[THE EXERCISE]: Tally up the lines where the string "this" appears; reply with the number only.

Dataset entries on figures
+++

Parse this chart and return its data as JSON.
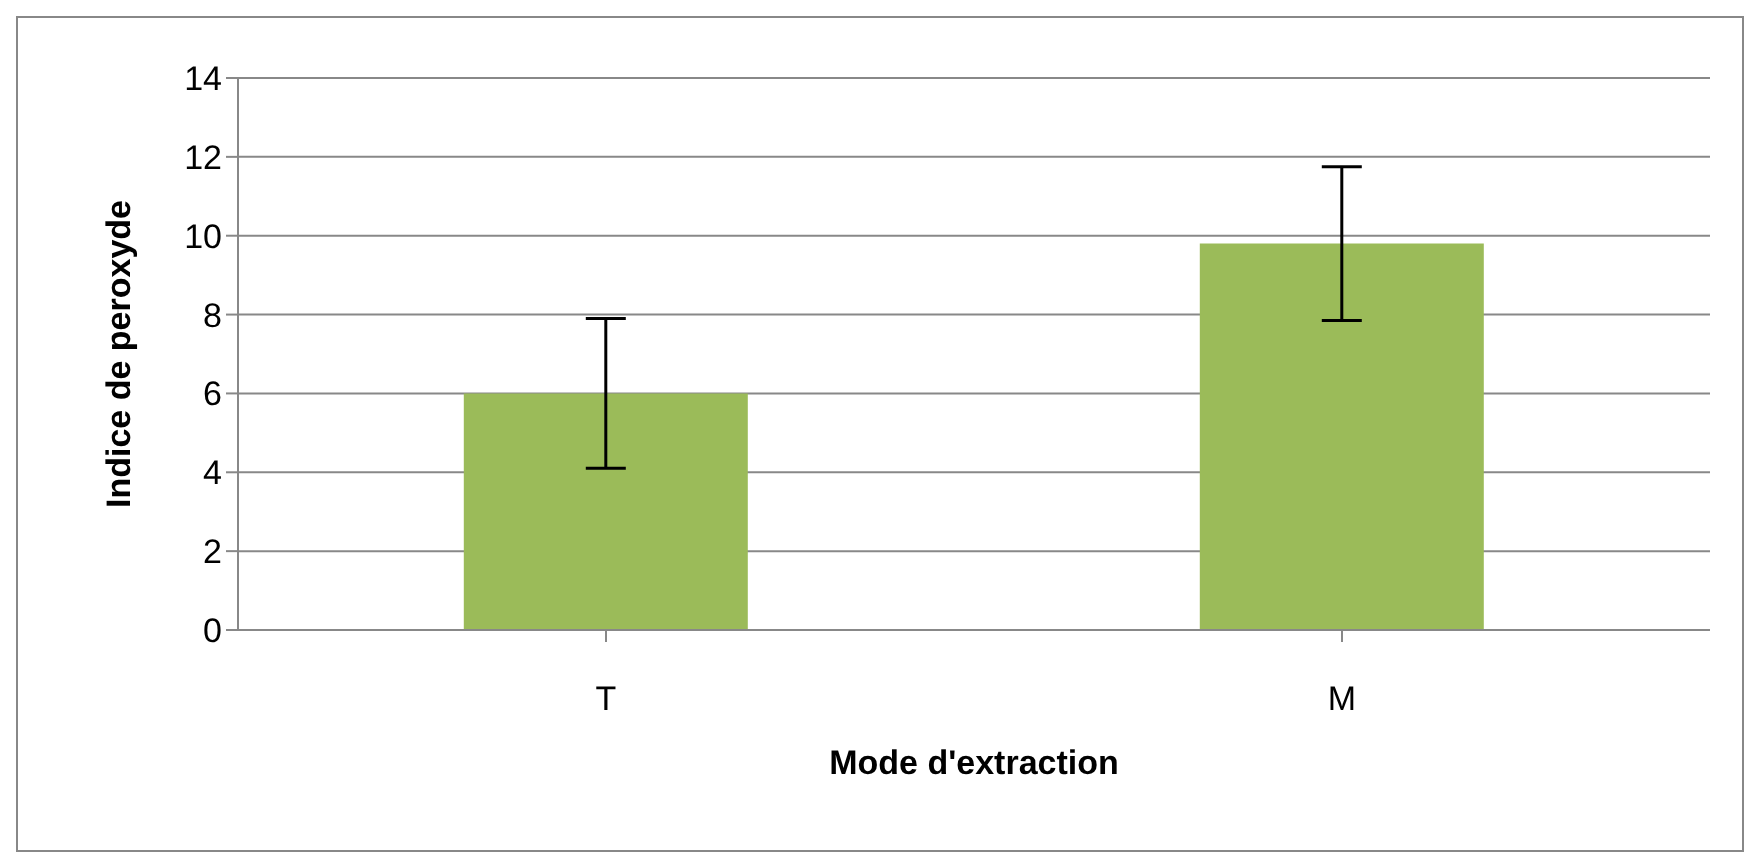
{
  "chart_data": {
    "type": "bar",
    "xlabel": "Mode d'extraction",
    "ylabel": "Indice de peroxyde",
    "categories": [
      "T",
      "M"
    ],
    "values": [
      6,
      9.8
    ],
    "errors": [
      1.9,
      1.95
    ],
    "color": "#9bbb59",
    "ylim": [
      0,
      14
    ],
    "yticks": [
      0,
      2,
      4,
      6,
      8,
      10,
      12,
      14
    ],
    "grid": "y",
    "legend": false
  }
}
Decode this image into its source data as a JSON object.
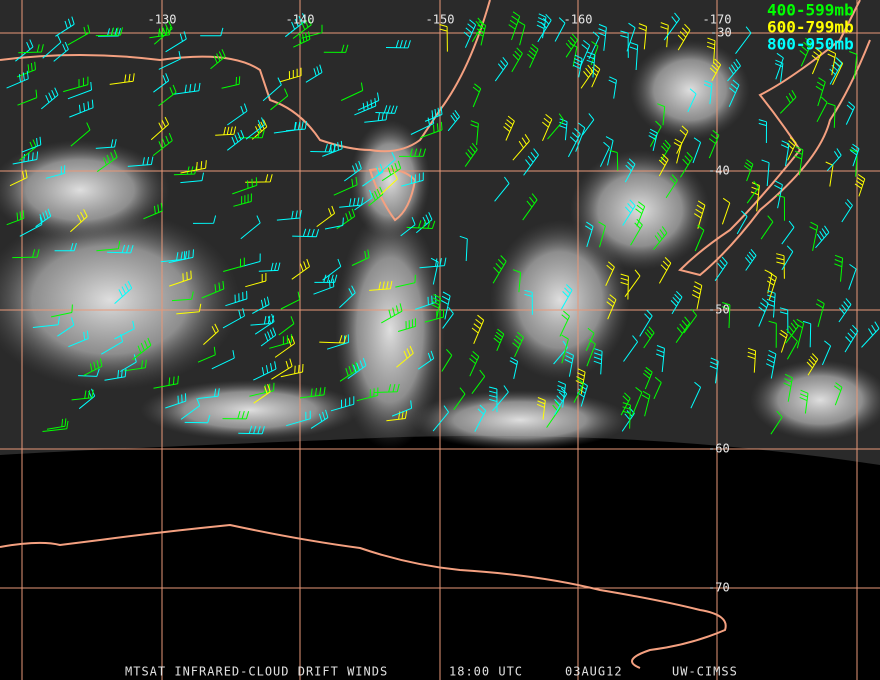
{
  "map": {
    "longitude_labels": [
      "-130",
      "-140",
      "-150",
      "-160",
      "-170"
    ],
    "latitude_labels": [
      "-30",
      "-40",
      "-50",
      "-60",
      "-70"
    ],
    "legend": [
      {
        "label": "400-599mb",
        "color": "#00ff00"
      },
      {
        "label": "600-799mb",
        "color": "#ffff00"
      },
      {
        "label": "800-950mb",
        "color": "#00ffff"
      }
    ],
    "footer": [
      "MTSAT INFRARED-CLOUD DRIFT WINDS",
      "18:00 UTC",
      "03AUG12",
      "UW-CIMSS"
    ]
  }
}
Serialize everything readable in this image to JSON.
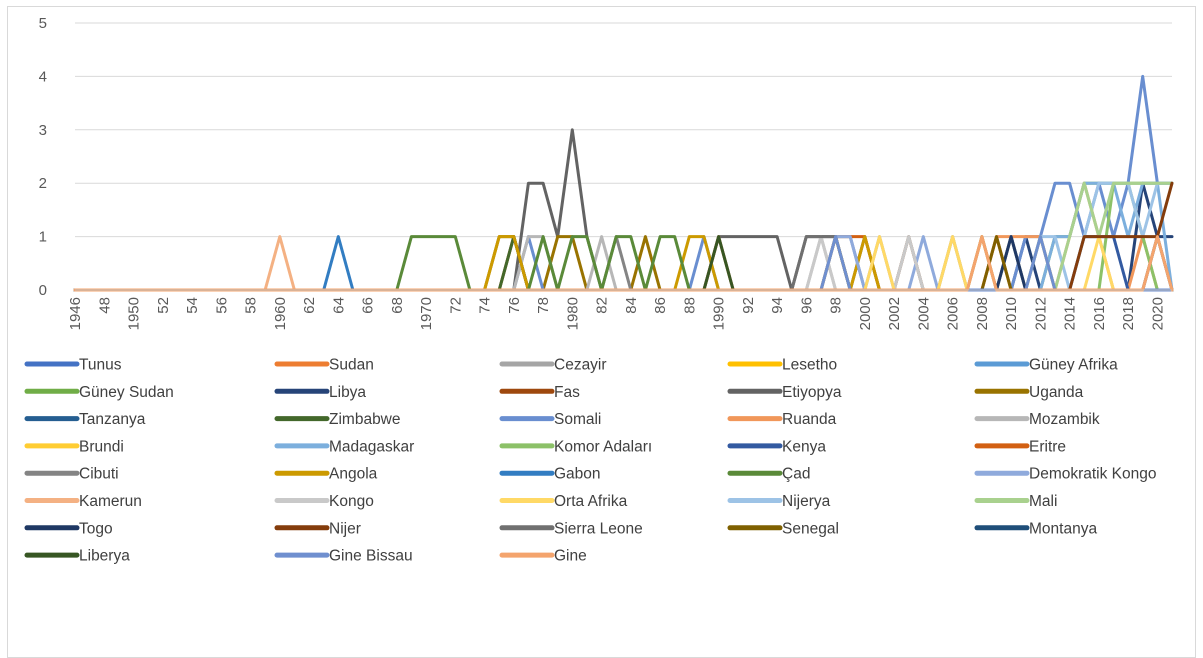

+++

[REPLY]: 3